TO DO
Extract the records below word for word and ignore the images.

AVAILABLE DATA
------------------------------------------------

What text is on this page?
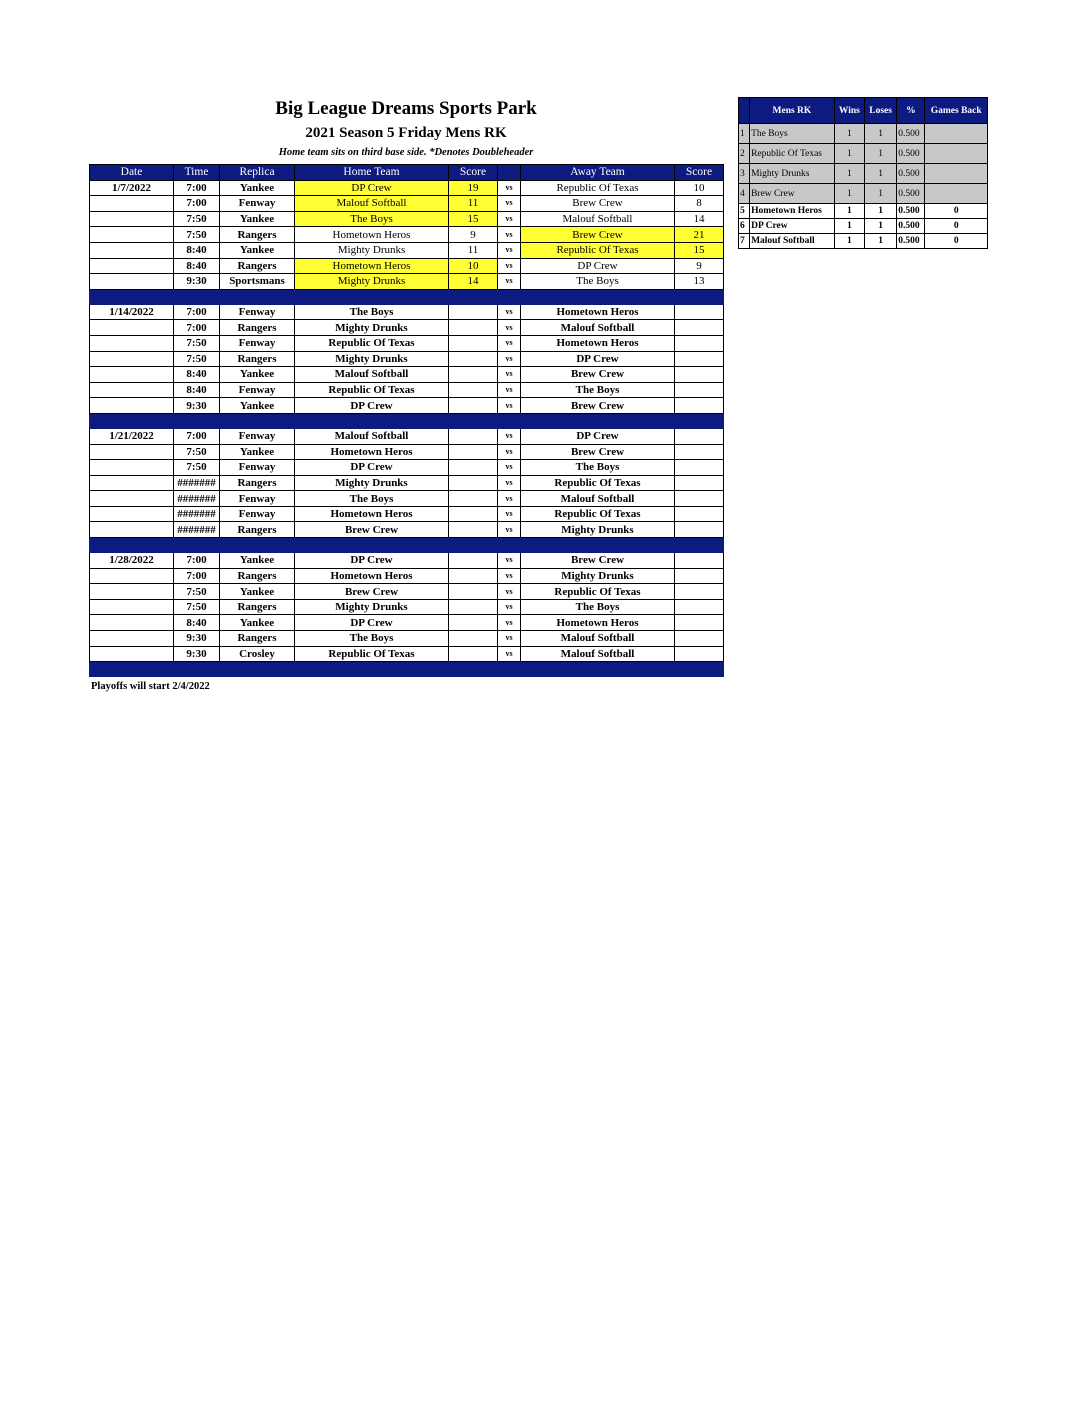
Big League Dreams Sports Park
2021 Season 5 Friday Mens RK
Home team sits on third base side. *Denotes Doubleheader
Date	Time	Replica	Home Team	Score		Away Team	Score
1/7/2022	7:00	Yankee	DP Crew	19	vs	Republic Of Texas	10
	7:00	Fenway	Malouf Softball	11	vs	Brew Crew	8
	7:50	Yankee	The Boys	15	vs	Malouf Softball	14
	7:50	Rangers	Hometown Heros	9	vs	Brew Crew	21
	8:40	Yankee	Mighty Drunks	11	vs	Republic Of Texas	15
	8:40	Rangers	Hometown Heros	10	vs	DP Crew	9
	9:30	Sportsmans	Mighty Drunks	14	vs	The Boys	13

1/14/2022	7:00	Fenway	The Boys		vs	Hometown Heros	
	7:00	Rangers	Mighty Drunks		vs	Malouf Softball	
	7:50	Fenway	Republic Of Texas		vs	Hometown Heros	
	7:50	Rangers	Mighty Drunks		vs	DP Crew	
	8:40	Yankee	Malouf Softball		vs	Brew Crew	
	8:40	Fenway	Republic Of Texas		vs	The Boys	
	9:30	Yankee	DP Crew		vs	Brew Crew	

1/21/2022	7:00	Fenway	Malouf Softball		vs	DP Crew	
	7:50	Yankee	Hometown Heros		vs	Brew Crew	
	7:50	Fenway	DP Crew		vs	The Boys	
	#######	Rangers	Mighty Drunks		vs	Republic Of Texas	
	#######	Fenway	The Boys		vs	Malouf Softball	
	#######	Fenway	Hometown Heros		vs	Republic Of Texas	
	#######	Rangers	Brew Crew		vs	Mighty Drunks	

1/28/2022	7:00	Yankee	DP Crew		vs	Brew Crew	
	7:00	Rangers	Hometown Heros		vs	Mighty Drunks	
	7:50	Yankee	Brew Crew		vs	Republic Of Texas	
	7:50	Rangers	Mighty Drunks		vs	The Boys	
	8:40	Yankee	DP Crew		vs	Hometown Heros	
	9:30	Rangers	The Boys		vs	Malouf Softball	
	9:30	Crosley	Republic Of Texas		vs	Malouf Softball	

Playoffs will start 2/4/2022
	Mens RK	Wins	Loses	%	Games Back
1	The Boys	1	1	0.500	
2	Republic Of Texas	1	1	0.500	
3	Mighty Drunks	1	1	0.500	
4	Brew Crew	1	1	0.500	
5	Hometown Heros	1	1	0.500	0
6	DP Crew	1	1	0.500	0
7	Malouf Softball	1	1	0.500	0
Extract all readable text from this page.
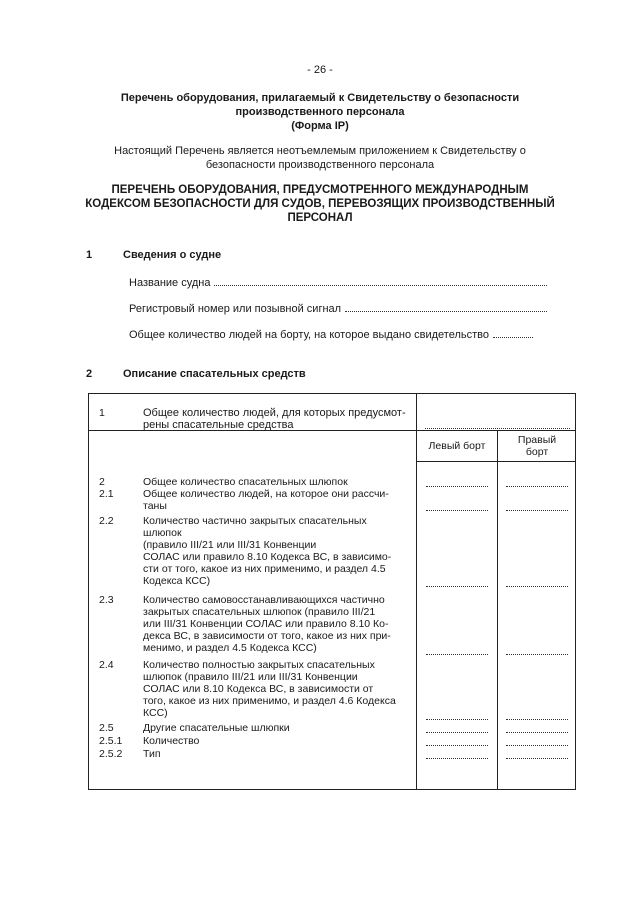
- 26 -
Перечень оборудования, прилагаемый к Свидетельству о безопасности
производственного персонала
(Форма IP)
Настоящий Перечень является неотъемлемым приложением к Свидетельству о
безопасности производственного персонала
ПЕРЕЧЕНЬ ОБОРУДОВАНИЯ, ПРЕДУСМОТРЕННОГО МЕЖДУНАРОДНЫМ
КОДЕКСОМ БЕЗОПАСНОСТИ ДЛЯ СУДОВ, ПЕРЕВОЗЯЩИХ ПРОИЗВОДСТВЕННЫЙ
ПЕРСОНАЛ
1	Сведения о судне
Название судна
Регистровый номер или позывной сигнал
Общее количество людей на борту, на которое выдано свидетельство
2	Описание спасательных средств
1	Общее количество людей, для которых предусмот-
рены спасательные средства
Левый борт	Правый
борт
2	Общее количество спасательных шлюпок
2.1	Общее количество людей, на которое они рассчи-
таны
2.2	Количество частично закрытых спасательных
шлюпок
(правило III/21 или III/31 Конвенции
СОЛАС или правило 8.10 Кодекса ВС, в зависимо-
сти от того, какое из них применимо, и раздел 4.5
Кодекса КСС)
2.3	Количество самовосстанавливающихся частично
закрытых спасательных шлюпок (правило III/21
или III/31 Конвенции СОЛАС или правило 8.10 Ко-
декса ВС, в зависимости от того, какое из них при-
менимо, и раздел 4.5 Кодекса КСС)
2.4	Количество полностью закрытых спасательных
шлюпок (правило III/21 или III/31 Конвенции
СОЛАС или 8.10 Кодекса ВС, в зависимости от
того, какое из них применимо, и раздел 4.6 Кодекса
КСС)
2.5	Другие спасательные шлюпки
2.5.1 Количество
2.5.2 Тип
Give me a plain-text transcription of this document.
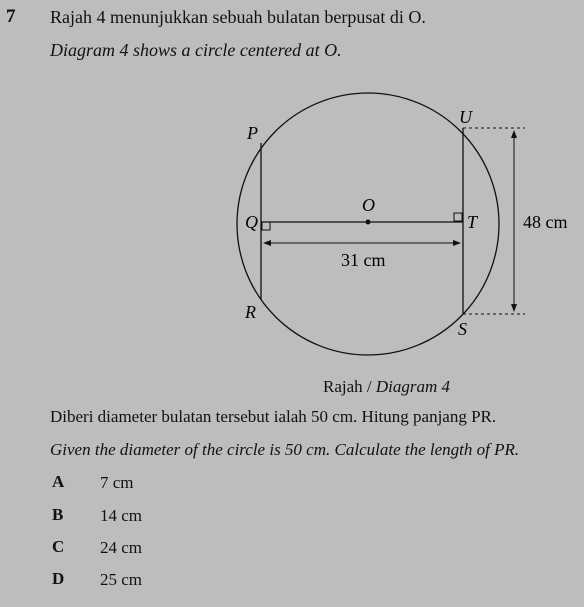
7 Rajah 4 menunjukkan sebuah bulatan berpusat di O.
Diagram 4 shows a circle centered at O.
P
Q
R
O
U
T
S
31 cm
48 cm
Rajah / Diagram 4
Diberi diameter bulatan tersebut ialah 50 cm. Hitung panjang PR.
Given the diameter of the circle is 50 cm. Calculate the length of PR.
A 7 cm
B 14 cm
C 24 cm
D 25 cm
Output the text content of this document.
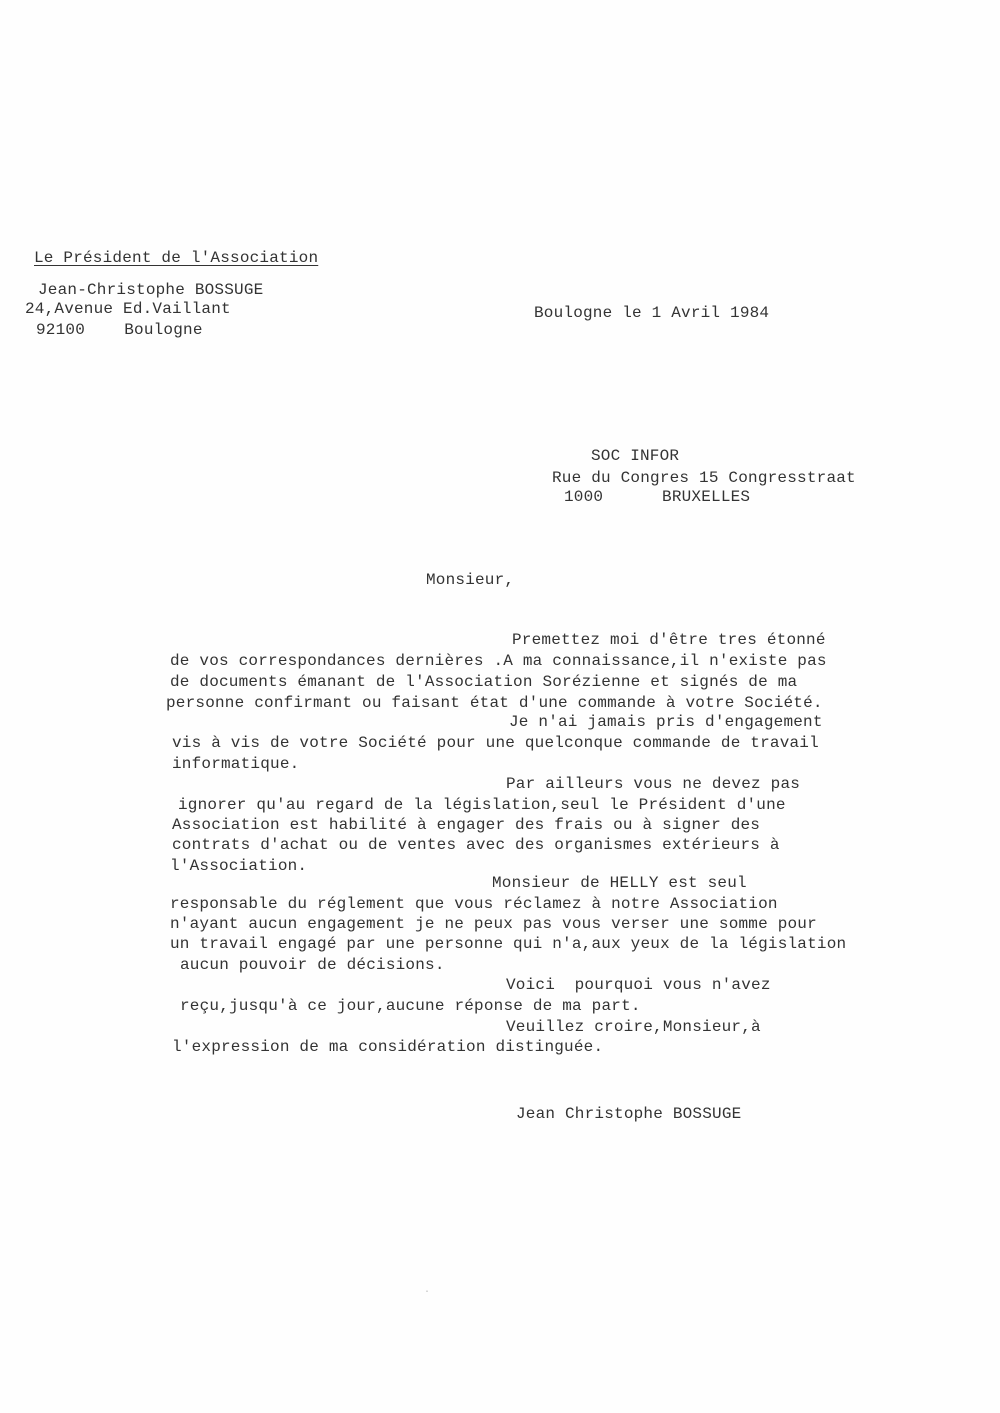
Le Président de l'Association
Jean-Christophe BOSSUGE
24,Avenue Ed.Vaillant
92100    Boulogne
Boulogne le 1 Avril 1984
SOC INFOR
Rue du Congres 15 Congresstraat
1000      BRUXELLES
Monsieur,
Premettez moi d'être tres étonné
de vos correspondances dernières .A ma connaissance,il n'existe pas
de documents émanant de l'Association Sorézienne et signés de ma
personne confirmant ou faisant état d'une commande à votre Société.
Je n'ai jamais pris d'engagement
vis à vis de votre Société pour une quelconque commande de travail
informatique.
Par ailleurs vous ne devez pas
ignorer qu'au regard de la législation,seul le Président d'une
Association est habilité à engager des frais ou à signer des
contrats d'achat ou de ventes avec des organismes extérieurs à
l'Association.
Monsieur de HELLY est seul
responsable du réglement que vous réclamez à notre Association
n'ayant aucun engagement je ne peux pas vous verser une somme pour
un travail engagé par une personne qui n'a,aux yeux de la législation
aucun pouvoir de décisions.
Voici  pourquoi vous n'avez
reçu,jusqu'à ce jour,aucune réponse de ma part.
Veuillez croire,Monsieur,à
l'expression de ma considération distinguée.
Jean Christophe BOSSUGE
·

------------------------------------------------

SOLUTION TO THE EXERCISE
What text is on this page?
Big League Dreams Sports Park
2021 Season 5 Friday Mens RK
Home team sits on third base side. *Denotes Doubleheader
Date	Time	Replica	Home Team	Score		Away Team	Score
1/7/2022	7:00	Yankee	DP Crew	19	vs	Republic Of Texas	10
	7:00	Fenway	Malouf Softball	11	vs	Brew Crew	8
	7:50	Yankee	The Boys	15	vs	Malouf Softball	14
	7:50	Rangers	Hometown Heros	9	vs	Brew Crew	21
	8:40	Yankee	Mighty Drunks	11	vs	Republic Of Texas	15
	8:40	Rangers	Hometown Heros	10	vs	DP Crew	9
	9:30	Sportsmans	Mighty Drunks	14	vs	The Boys	13

1/14/2022	7:00	Fenway	The Boys		vs	Hometown Heros	
	7:00	Rangers	Mighty Drunks		vs	Malouf Softball	
	7:50	Fenway	Republic Of Texas		vs	Hometown Heros	
	7:50	Rangers	Mighty Drunks		vs	DP Crew	
	8:40	Yankee	Malouf Softball		vs	Brew Crew	
	8:40	Fenway	Republic Of Texas		vs	The Boys	
	9:30	Yankee	DP Crew		vs	Brew Crew	

1/21/2022	7:00	Fenway	Malouf Softball		vs	DP Crew	
	7:50	Yankee	Hometown Heros		vs	Brew Crew	
	7:50	Fenway	DP Crew		vs	The Boys	
	#######	Rangers	Mighty Drunks		vs	Republic Of Texas	
	#######	Fenway	The Boys		vs	Malouf Softball	
	#######	Fenway	Hometown Heros		vs	Republic Of Texas	
	#######	Rangers	Brew Crew		vs	Mighty Drunks	

1/28/2022	7:00	Yankee	DP Crew		vs	Brew Crew	
	7:00	Rangers	Hometown Heros		vs	Mighty Drunks	
	7:50	Yankee	Brew Crew		vs	Republic Of Texas	
	7:50	Rangers	Mighty Drunks		vs	The Boys	
	8:40	Yankee	DP Crew		vs	Hometown Heros	
	9:30	Rangers	The Boys		vs	Malouf Softball	
	9:30	Crosley	Republic Of Texas		vs	Malouf Softball	

Playoffs will start 2/4/2022
	Mens RK	Wins	Loses	%	Games Back
1	The Boys	1	1	0.500	
2	Republic Of Texas	1	1	0.500	
3	Mighty Drunks	1	1	0.500	
4	Brew Crew	1	1	0.500	
5	Hometown Heros	1	1	0.500	0
6	DP Crew	1	1	0.500	0
7	Malouf Softball	1	1	0.500	0
Extract all readable text from this page.
- 26 -
Перечень оборудования, прилагаемый к Свидетельству о безопасности
производственного персонала
(Форма IP)
Настоящий Перечень является неотъемлемым приложением к Свидетельству о
безопасности производственного персонала
ПЕРЕЧЕНЬ ОБОРУДОВАНИЯ, ПРЕДУСМОТРЕННОГО МЕЖДУНАРОДНЫМ
КОДЕКСОМ БЕЗОПАСНОСТИ ДЛЯ СУДОВ, ПЕРЕВОЗЯЩИХ ПРОИЗВОДСТВЕННЫЙ
ПЕРСОНАЛ
1	Сведения о судне
Название судна
Регистровый номер или позывной сигнал
Общее количество людей на борту, на которое выдано свидетельство
2	Описание спасательных средств
1	Общее количество людей, для которых предусмот-
рены спасательные средства
Левый борт	Правый
борт
2	Общее количество спасательных шлюпок
2.1	Общее количество людей, на которое они рассчи-
таны
2.2	Количество частично закрытых спасательных
шлюпок
(правило III/21 или III/31 Конвенции
СОЛАС или правило 8.10 Кодекса ВС, в зависимо-
сти от того, какое из них применимо, и раздел 4.5
Кодекса КСС)
2.3	Количество самовосстанавливающихся частично
закрытых спасательных шлюпок (правило III/21
или III/31 Конвенции СОЛАС или правило 8.10 Ко-
декса ВС, в зависимости от того, какое из них при-
менимо, и раздел 4.5 Кодекса КСС)
2.4	Количество полностью закрытых спасательных
шлюпок (правило III/21 или III/31 Конвенции
СОЛАС или 8.10 Кодекса ВС, в зависимости от
того, какое из них применимо, и раздел 4.6 Кодекса
КСС)
2.5	Другие спасательные шлюпки
2.5.1 Количество
2.5.2 Тип
Give me a plain-text transcription of this document.
7 Rajah 4 menunjukkan sebuah bulatan berpusat di O.
Diagram 4 shows a circle centered at O.
P
Q
R
O
U
T
S
31 cm
48 cm
Rajah / Diagram 4
Diberi diameter bulatan tersebut ialah 50 cm. Hitung panjang PR.
Given the diameter of the circle is 50 cm. Calculate the length of PR.
A 7 cm
B 14 cm
C 24 cm
D 25 cm
Output the text content of this document.
Le Président de l'Association
Jean-Christophe BOSSUGE
24,Avenue Ed.Vaillant
92100    Boulogne
Boulogne le 1 Avril 1984
SOC INFOR
Rue du Congres 15 Congresstraat
1000      BRUXELLES
Monsieur,
Premettez moi d'être tres étonné
de vos correspondances dernières .A ma connaissance,il n'existe pas
de documents émanant de l'Association Sorézienne et signés de ma
personne confirmant ou faisant état d'une commande à votre Société.
Je n'ai jamais pris d'engagement
vis à vis de votre Société pour une quelconque commande de travail
informatique.
Par ailleurs vous ne devez pas
ignorer qu'au regard de la législation,seul le Président d'une
Association est habilité à engager des frais ou à signer des
contrats d'achat ou de ventes avec des organismes extérieurs à
l'Association.
Monsieur de HELLY est seul
responsable du réglement que vous réclamez à notre Association
n'ayant aucun engagement je ne peux pas vous verser une somme pour
un travail engagé par une personne qui n'a,aux yeux de la législation
aucun pouvoir de décisions.
Voici  pourquoi vous n'avez
reçu,jusqu'à ce jour,aucune réponse de ma part.
Veuillez croire,Monsieur,à
l'expression de ma considération distinguée.
Jean Christophe BOSSUGE
·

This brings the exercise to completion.